Instructions to follow: Copy out the lines that have "this" in them.

-- start Given entries --

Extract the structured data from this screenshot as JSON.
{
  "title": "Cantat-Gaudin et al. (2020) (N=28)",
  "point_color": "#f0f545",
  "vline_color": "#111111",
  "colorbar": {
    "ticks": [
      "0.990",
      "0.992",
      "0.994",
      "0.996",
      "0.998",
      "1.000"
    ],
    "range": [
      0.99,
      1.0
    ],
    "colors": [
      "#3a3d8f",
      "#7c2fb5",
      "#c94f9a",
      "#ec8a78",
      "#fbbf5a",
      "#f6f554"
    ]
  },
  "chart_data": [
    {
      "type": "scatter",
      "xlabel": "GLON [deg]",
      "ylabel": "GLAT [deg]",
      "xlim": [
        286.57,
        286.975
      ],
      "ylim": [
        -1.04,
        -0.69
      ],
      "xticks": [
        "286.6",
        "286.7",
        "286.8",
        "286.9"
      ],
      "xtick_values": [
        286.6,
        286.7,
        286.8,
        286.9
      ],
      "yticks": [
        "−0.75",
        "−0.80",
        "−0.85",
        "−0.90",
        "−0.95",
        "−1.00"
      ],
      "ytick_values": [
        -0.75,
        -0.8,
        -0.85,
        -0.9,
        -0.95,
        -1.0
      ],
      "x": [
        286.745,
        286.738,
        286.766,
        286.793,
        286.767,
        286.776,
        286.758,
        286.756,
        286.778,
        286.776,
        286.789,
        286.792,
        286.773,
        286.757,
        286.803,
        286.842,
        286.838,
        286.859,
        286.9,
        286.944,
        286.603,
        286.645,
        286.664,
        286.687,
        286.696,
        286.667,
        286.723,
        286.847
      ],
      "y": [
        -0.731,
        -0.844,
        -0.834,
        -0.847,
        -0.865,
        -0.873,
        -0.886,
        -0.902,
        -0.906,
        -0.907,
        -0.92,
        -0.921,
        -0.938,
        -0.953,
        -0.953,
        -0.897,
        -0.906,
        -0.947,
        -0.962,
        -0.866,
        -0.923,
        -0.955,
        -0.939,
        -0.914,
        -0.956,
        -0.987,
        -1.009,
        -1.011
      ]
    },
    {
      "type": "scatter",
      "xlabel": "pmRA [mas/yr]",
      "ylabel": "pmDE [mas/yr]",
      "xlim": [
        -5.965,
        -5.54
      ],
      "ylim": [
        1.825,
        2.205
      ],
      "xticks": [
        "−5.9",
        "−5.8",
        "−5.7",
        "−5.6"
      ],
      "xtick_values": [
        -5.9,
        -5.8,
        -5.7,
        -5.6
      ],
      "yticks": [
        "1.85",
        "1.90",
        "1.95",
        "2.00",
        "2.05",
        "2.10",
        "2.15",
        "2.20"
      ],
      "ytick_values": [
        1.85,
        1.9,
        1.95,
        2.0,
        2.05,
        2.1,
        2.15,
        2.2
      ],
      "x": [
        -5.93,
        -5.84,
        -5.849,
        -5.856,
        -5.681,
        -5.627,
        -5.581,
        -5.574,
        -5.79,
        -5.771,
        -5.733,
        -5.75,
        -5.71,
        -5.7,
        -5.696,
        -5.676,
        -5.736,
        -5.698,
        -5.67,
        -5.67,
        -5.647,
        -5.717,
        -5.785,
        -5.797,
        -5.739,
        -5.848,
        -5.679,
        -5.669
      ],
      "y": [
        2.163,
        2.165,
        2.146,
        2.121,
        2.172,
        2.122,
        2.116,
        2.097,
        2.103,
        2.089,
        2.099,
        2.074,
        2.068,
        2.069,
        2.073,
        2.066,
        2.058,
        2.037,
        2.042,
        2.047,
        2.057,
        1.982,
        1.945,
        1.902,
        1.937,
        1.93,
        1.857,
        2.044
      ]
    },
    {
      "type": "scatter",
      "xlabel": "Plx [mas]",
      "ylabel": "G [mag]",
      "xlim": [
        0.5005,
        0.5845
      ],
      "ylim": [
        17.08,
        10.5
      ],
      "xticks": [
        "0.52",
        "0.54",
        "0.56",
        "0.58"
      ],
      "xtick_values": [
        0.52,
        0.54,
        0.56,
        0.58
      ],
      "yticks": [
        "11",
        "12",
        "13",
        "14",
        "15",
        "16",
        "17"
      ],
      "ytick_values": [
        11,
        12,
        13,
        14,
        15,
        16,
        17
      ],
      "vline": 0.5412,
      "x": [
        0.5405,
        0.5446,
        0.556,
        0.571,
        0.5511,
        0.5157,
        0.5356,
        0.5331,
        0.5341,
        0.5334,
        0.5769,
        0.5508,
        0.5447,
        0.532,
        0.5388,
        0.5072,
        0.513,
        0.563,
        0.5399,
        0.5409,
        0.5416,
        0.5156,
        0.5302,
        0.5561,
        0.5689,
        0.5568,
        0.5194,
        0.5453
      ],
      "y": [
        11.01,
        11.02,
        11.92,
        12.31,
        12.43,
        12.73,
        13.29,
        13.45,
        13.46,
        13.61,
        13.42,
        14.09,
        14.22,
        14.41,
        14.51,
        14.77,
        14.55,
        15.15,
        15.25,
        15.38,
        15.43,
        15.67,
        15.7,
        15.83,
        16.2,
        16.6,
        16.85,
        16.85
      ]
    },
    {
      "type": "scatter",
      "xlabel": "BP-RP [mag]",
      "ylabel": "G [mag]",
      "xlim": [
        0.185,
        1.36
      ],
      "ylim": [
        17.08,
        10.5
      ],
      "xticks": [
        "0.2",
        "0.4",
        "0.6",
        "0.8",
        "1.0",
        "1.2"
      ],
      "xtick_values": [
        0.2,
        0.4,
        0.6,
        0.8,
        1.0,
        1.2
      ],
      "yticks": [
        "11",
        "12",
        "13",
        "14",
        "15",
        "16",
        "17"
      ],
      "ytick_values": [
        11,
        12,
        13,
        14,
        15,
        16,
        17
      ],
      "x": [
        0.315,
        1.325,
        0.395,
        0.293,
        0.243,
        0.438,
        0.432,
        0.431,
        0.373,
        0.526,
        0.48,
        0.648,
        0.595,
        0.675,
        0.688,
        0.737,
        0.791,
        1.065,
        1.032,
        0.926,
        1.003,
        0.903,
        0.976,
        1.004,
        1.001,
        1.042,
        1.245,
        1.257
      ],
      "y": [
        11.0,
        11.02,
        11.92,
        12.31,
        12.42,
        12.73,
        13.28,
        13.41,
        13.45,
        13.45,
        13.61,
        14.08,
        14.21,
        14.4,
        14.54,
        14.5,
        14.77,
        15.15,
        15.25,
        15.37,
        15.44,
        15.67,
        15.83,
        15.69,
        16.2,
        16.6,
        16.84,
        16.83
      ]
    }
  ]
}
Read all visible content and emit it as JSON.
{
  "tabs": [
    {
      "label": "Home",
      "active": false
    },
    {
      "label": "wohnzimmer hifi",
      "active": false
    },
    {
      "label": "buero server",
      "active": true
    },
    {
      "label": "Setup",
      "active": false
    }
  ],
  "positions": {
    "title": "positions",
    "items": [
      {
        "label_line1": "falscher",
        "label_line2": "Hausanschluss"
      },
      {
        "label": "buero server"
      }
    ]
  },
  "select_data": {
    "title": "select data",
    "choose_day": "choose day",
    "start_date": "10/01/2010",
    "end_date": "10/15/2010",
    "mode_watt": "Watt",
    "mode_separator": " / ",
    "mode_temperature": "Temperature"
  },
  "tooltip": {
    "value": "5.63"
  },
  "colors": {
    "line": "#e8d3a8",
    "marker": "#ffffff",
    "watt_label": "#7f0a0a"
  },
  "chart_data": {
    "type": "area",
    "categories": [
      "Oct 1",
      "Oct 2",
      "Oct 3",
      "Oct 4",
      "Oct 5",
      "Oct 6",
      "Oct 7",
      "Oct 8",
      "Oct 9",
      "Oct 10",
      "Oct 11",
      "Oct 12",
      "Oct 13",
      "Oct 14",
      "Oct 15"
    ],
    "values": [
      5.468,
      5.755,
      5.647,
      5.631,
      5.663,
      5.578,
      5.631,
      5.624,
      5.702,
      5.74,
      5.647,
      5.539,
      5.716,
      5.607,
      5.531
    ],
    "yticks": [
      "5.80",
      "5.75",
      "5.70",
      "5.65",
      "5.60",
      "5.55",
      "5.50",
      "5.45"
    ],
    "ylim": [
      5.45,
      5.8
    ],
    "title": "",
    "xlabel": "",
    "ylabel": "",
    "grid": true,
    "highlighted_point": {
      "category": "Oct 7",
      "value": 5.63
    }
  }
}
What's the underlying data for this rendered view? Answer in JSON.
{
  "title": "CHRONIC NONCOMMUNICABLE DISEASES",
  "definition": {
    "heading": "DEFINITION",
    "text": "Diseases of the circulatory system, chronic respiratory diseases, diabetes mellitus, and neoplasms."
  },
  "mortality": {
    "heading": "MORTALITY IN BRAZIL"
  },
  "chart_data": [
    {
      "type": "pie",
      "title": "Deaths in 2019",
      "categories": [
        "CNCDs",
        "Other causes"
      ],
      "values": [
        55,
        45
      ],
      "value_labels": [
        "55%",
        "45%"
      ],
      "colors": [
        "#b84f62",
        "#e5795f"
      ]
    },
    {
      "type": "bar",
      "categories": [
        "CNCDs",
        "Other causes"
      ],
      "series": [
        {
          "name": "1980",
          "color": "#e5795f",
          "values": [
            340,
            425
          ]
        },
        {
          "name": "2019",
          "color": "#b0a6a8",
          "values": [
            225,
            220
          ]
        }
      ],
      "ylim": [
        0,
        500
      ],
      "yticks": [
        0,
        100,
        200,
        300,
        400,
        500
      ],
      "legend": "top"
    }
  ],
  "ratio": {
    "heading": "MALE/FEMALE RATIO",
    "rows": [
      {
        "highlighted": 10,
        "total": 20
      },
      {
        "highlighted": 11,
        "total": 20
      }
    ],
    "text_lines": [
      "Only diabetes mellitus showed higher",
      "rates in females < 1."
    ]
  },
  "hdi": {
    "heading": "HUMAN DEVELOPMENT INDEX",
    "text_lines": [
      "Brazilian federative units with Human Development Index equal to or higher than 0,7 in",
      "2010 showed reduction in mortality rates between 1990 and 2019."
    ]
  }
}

-- end Given entries --

Exercise answer:
Extract the structured data from this screenshot as JSON.
What's the underlying data for this rendered view? Answer in JSON.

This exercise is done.